(Records from a collection of figures)
★ ★ ★ ★

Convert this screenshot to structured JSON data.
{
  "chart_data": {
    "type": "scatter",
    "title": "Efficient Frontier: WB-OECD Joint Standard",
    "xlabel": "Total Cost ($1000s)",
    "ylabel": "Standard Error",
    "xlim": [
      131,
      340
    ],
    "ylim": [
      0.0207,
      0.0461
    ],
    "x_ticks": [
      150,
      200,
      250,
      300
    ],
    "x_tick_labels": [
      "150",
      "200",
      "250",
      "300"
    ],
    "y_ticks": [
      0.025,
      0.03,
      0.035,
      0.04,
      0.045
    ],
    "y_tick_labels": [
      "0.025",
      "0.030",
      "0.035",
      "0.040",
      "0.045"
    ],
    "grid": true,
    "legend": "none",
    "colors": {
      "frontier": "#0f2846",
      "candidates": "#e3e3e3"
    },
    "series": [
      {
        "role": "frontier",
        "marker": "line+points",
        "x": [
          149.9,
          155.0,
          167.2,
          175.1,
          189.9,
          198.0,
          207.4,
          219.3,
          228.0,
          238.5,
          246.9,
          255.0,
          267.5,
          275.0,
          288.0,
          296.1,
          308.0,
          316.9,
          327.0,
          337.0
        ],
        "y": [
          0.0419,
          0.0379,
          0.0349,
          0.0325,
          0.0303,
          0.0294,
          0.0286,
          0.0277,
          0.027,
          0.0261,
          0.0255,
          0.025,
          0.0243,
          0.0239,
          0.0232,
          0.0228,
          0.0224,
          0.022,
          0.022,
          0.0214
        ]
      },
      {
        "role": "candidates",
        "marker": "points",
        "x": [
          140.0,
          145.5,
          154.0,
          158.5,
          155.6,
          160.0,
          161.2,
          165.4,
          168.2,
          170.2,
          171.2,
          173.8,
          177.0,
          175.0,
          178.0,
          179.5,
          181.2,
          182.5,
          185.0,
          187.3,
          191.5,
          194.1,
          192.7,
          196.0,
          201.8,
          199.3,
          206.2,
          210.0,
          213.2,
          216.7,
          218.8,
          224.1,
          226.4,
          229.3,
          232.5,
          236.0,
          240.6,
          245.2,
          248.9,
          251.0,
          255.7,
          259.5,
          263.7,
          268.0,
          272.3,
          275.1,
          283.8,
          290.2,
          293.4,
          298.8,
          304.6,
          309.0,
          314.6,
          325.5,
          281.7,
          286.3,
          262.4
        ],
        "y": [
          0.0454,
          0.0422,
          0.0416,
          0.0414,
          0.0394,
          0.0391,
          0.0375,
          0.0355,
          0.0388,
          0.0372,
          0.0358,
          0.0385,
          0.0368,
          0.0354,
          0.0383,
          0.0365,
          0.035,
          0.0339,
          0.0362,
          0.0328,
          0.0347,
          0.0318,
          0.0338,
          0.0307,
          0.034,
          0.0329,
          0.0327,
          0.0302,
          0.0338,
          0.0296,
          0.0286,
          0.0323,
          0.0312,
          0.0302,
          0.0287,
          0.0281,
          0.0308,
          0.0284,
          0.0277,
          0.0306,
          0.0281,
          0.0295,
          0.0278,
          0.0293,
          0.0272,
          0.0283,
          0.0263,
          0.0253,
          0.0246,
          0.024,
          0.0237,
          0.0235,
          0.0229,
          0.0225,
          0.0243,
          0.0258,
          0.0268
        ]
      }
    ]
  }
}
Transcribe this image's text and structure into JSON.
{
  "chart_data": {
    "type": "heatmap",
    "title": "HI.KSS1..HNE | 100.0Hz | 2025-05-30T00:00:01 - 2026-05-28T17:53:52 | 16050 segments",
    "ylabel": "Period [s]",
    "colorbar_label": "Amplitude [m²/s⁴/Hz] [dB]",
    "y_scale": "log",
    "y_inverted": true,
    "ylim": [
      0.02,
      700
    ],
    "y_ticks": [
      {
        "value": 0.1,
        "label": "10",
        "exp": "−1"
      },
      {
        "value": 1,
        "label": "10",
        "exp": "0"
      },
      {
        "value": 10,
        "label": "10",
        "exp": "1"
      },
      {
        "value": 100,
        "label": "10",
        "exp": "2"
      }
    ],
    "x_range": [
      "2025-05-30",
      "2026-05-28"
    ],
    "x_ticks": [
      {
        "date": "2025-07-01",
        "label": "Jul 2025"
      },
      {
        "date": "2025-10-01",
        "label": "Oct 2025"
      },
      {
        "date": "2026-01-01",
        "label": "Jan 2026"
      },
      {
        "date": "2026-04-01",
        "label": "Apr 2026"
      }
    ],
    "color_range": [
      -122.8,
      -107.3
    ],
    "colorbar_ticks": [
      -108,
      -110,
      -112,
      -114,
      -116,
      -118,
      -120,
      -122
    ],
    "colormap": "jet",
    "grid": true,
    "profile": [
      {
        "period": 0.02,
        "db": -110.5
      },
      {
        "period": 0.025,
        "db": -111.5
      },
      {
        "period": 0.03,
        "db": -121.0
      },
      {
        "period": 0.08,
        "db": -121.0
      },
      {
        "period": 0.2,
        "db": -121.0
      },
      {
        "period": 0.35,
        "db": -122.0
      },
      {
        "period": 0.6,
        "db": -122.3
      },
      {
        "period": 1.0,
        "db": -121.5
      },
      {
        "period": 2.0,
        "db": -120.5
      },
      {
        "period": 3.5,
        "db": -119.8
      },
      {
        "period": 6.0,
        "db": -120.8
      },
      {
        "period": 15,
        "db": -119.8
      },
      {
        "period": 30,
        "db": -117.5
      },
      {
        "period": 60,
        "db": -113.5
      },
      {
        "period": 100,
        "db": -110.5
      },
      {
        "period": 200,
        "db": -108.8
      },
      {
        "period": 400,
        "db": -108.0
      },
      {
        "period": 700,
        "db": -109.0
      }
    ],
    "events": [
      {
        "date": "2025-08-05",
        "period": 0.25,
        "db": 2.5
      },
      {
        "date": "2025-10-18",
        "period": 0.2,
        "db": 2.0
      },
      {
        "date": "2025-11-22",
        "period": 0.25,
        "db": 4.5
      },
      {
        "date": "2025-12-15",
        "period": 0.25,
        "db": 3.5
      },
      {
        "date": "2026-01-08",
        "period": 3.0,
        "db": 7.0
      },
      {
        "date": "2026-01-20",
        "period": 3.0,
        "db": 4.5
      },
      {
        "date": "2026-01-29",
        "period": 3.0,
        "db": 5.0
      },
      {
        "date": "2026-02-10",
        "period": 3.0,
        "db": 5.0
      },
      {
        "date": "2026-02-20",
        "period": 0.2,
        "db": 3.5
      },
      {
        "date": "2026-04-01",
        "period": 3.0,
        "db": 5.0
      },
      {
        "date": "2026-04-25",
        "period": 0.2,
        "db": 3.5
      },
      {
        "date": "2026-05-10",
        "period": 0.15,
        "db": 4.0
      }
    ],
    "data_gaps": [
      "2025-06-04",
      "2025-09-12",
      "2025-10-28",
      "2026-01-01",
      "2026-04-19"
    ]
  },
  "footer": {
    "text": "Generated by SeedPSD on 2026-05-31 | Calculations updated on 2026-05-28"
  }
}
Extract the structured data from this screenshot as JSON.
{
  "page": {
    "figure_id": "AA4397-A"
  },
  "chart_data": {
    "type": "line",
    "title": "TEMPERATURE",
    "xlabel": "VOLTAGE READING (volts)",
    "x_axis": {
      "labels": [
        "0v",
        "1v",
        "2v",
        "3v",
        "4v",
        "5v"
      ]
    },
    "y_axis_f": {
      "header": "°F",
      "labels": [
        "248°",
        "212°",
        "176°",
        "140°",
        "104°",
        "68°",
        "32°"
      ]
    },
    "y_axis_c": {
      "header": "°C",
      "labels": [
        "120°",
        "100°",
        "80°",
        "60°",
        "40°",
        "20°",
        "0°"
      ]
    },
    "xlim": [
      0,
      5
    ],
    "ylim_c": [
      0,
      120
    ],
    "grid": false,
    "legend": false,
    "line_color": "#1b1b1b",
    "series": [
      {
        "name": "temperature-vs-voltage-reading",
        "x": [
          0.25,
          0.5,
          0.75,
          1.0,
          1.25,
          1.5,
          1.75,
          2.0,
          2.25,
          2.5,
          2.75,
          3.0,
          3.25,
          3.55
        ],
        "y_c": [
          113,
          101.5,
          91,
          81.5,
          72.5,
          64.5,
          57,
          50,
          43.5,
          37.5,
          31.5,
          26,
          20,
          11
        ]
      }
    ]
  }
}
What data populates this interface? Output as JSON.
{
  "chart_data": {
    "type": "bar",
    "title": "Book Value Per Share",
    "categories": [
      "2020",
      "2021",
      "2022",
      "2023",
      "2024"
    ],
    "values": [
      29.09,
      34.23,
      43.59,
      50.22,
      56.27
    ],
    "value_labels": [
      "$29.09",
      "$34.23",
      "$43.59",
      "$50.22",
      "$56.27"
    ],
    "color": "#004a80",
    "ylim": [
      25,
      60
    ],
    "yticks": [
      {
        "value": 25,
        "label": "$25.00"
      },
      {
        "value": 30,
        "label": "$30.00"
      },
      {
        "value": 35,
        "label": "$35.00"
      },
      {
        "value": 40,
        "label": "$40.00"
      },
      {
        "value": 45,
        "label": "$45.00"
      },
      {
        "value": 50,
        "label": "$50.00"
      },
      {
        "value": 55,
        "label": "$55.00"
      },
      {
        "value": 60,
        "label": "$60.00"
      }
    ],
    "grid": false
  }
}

★ ★ ★ ★

#### [WHAT IS NEEDED]
Search the entries for the word "ylabel" and copy every line that has it.

#### [OUTPUT FOR THIS TASK]
    "ylabel": "Standard Error",
    "ylabel": "Period [s]",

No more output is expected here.